### Given data
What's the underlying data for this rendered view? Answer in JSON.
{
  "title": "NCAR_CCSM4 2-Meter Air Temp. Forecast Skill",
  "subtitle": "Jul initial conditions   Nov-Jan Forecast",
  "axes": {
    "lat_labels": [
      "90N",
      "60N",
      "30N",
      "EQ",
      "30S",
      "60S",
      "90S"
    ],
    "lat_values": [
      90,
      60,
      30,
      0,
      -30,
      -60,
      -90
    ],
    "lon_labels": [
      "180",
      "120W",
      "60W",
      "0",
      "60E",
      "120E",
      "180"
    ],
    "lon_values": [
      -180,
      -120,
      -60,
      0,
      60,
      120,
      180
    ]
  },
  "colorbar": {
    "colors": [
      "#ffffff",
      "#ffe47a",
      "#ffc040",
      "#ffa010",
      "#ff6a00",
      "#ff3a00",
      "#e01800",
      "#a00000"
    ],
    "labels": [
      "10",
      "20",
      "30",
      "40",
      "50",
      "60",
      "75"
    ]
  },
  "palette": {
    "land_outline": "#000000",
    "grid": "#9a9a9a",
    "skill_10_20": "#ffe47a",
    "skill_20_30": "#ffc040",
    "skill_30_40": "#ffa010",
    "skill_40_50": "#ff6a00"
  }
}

### Objective
Send back each record exactly as it stands.

### Right answer
What's the underlying data for this rendered view? Answer in JSON.
{
  "title": "NCAR_CCSM4 2-Meter Air Temp. Forecast Skill",
  "subtitle": "Jul initial conditions   Nov-Jan Forecast",
  "axes": {
    "lat_labels": [
      "90N",
      "60N",
      "30N",
      "EQ",
      "30S",
      "60S",
      "90S"
    ],
    "lat_values": [
      90,
      60,
      30,
      0,
      -30,
      -60,
      -90
    ],
    "lon_labels": [
      "180",
      "120W",
      "60W",
      "0",
      "60E",
      "120E",
      "180"
    ],
    "lon_values": [
      -180,
      -120,
      -60,
      0,
      60,
      120,
      180
    ]
  },
  "colorbar": {
    "colors": [
      "#ffffff",
      "#ffe47a",
      "#ffc040",
      "#ffa010",
      "#ff6a00",
      "#ff3a00",
      "#e01800",
      "#a00000"
    ],
    "labels": [
      "10",
      "20",
      "30",
      "40",
      "50",
      "60",
      "75"
    ]
  },
  "palette": {
    "land_outline": "#000000",
    "grid": "#9a9a9a",
    "skill_10_20": "#ffe47a",
    "skill_20_30": "#ffc040",
    "skill_30_40": "#ffa010",
    "skill_40_50": "#ff6a00"
  }
}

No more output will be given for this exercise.